Write out all of the records precisely. Skip anything that is a picture.
Begin INPUT FOR THIS TASK
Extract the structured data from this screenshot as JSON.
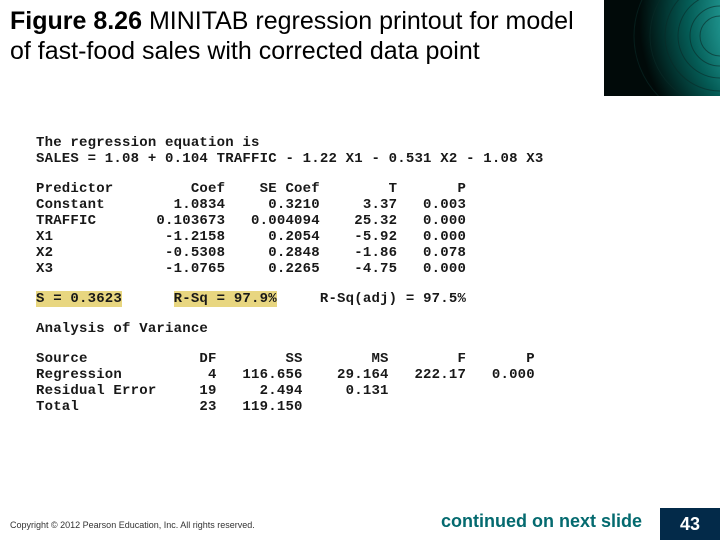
{
  "figure_label": "Figure 8.26",
  "title_rest": "  MINITAB regression printout for model of fast-food sales with corrected data point",
  "regeq_intro": "The regression equation is",
  "regeq": "SALES = 1.08 + 0.104 TRAFFIC - 1.22 X1 - 0.531 X2 - 1.08 X3",
  "coef_header": "Predictor         Coef    SE Coef        T       P",
  "coef_rows": [
    "Constant        1.0834     0.3210     3.37   0.003",
    "TRAFFIC       0.103673   0.004094    25.32   0.000",
    "X1             -1.2158     0.2054    -5.92   0.000",
    "X2             -0.5308     0.2848    -1.86   0.078",
    "X3             -1.0765     0.2265    -4.75   0.000"
  ],
  "stats": {
    "s": "S = 0.3623",
    "rsq": "R-Sq = 97.9%",
    "rsq_adj": "R-Sq(adj) = 97.5%"
  },
  "anova_title": "Analysis of Variance",
  "anova_header": "Source             DF        SS        MS        F       P",
  "anova_rows": [
    "Regression          4   116.656    29.164   222.17   0.000",
    "Residual Error     19     2.494     0.131",
    "Total              23   119.150"
  ],
  "copyright": "Copyright © 2012 Pearson Education, Inc. All rights reserved.",
  "continued": "continued on next slide",
  "page_number": "43",
  "chart_data": {
    "type": "table",
    "title": "MINITAB regression printout for model of fast-food sales with corrected data point",
    "equation": "SALES = 1.08 + 0.104 TRAFFIC - 1.22 X1 - 0.531 X2 - 1.08 X3",
    "coefficients": {
      "columns": [
        "Predictor",
        "Coef",
        "SE Coef",
        "T",
        "P"
      ],
      "rows": [
        [
          "Constant",
          1.0834,
          0.321,
          3.37,
          0.003
        ],
        [
          "TRAFFIC",
          0.103673,
          0.004094,
          25.32,
          0.0
        ],
        [
          "X1",
          -1.2158,
          0.2054,
          -5.92,
          0.0
        ],
        [
          "X2",
          -0.5308,
          0.2848,
          -1.86,
          0.078
        ],
        [
          "X3",
          -1.0765,
          0.2265,
          -4.75,
          0.0
        ]
      ]
    },
    "fit_stats": {
      "S": 0.3623,
      "R_Sq": 0.979,
      "R_Sq_adj": 0.975
    },
    "anova": {
      "columns": [
        "Source",
        "DF",
        "SS",
        "MS",
        "F",
        "P"
      ],
      "rows": [
        [
          "Regression",
          4,
          116.656,
          29.164,
          222.17,
          0.0
        ],
        [
          "Residual Error",
          19,
          2.494,
          0.131,
          null,
          null
        ],
        [
          "Total",
          23,
          119.15,
          null,
          null,
          null
        ]
      ]
    }
  }
}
End INPUT FOR THIS TASK
## SOLUTION TO THIS TASK
Extract the structured data from this screenshot as JSON.
{
  "figure_label": "Figure 8.26",
  "title_rest": "  MINITAB regression printout for model of fast-food sales with corrected data point",
  "regeq_intro": "The regression equation is",
  "regeq": "SALES = 1.08 + 0.104 TRAFFIC - 1.22 X1 - 0.531 X2 - 1.08 X3",
  "coef_header": "Predictor         Coef    SE Coef        T       P",
  "coef_rows": [
    "Constant        1.0834     0.3210     3.37   0.003",
    "TRAFFIC       0.103673   0.004094    25.32   0.000",
    "X1             -1.2158     0.2054    -5.92   0.000",
    "X2             -0.5308     0.2848    -1.86   0.078",
    "X3             -1.0765     0.2265    -4.75   0.000"
  ],
  "stats": {
    "s": "S = 0.3623",
    "rsq": "R-Sq = 97.9%",
    "rsq_adj": "R-Sq(adj) = 97.5%"
  },
  "anova_title": "Analysis of Variance",
  "anova_header": "Source             DF        SS        MS        F       P",
  "anova_rows": [
    "Regression          4   116.656    29.164   222.17   0.000",
    "Residual Error     19     2.494     0.131",
    "Total              23   119.150"
  ],
  "copyright": "Copyright © 2012 Pearson Education, Inc. All rights reserved.",
  "continued": "continued on next slide",
  "page_number": "43",
  "chart_data": {
    "type": "table",
    "title": "MINITAB regression printout for model of fast-food sales with corrected data point",
    "equation": "SALES = 1.08 + 0.104 TRAFFIC - 1.22 X1 - 0.531 X2 - 1.08 X3",
    "coefficients": {
      "columns": [
        "Predictor",
        "Coef",
        "SE Coef",
        "T",
        "P"
      ],
      "rows": [
        [
          "Constant",
          1.0834,
          0.321,
          3.37,
          0.003
        ],
        [
          "TRAFFIC",
          0.103673,
          0.004094,
          25.32,
          0.0
        ],
        [
          "X1",
          -1.2158,
          0.2054,
          -5.92,
          0.0
        ],
        [
          "X2",
          -0.5308,
          0.2848,
          -1.86,
          0.078
        ],
        [
          "X3",
          -1.0765,
          0.2265,
          -4.75,
          0.0
        ]
      ]
    },
    "fit_stats": {
      "S": 0.3623,
      "R_Sq": 0.979,
      "R_Sq_adj": 0.975
    },
    "anova": {
      "columns": [
        "Source",
        "DF",
        "SS",
        "MS",
        "F",
        "P"
      ],
      "rows": [
        [
          "Regression",
          4,
          116.656,
          29.164,
          222.17,
          0.0
        ],
        [
          "Residual Error",
          19,
          2.494,
          0.131,
          null,
          null
        ],
        [
          "Total",
          23,
          119.15,
          null,
          null,
          null
        ]
      ]
    }
  }
}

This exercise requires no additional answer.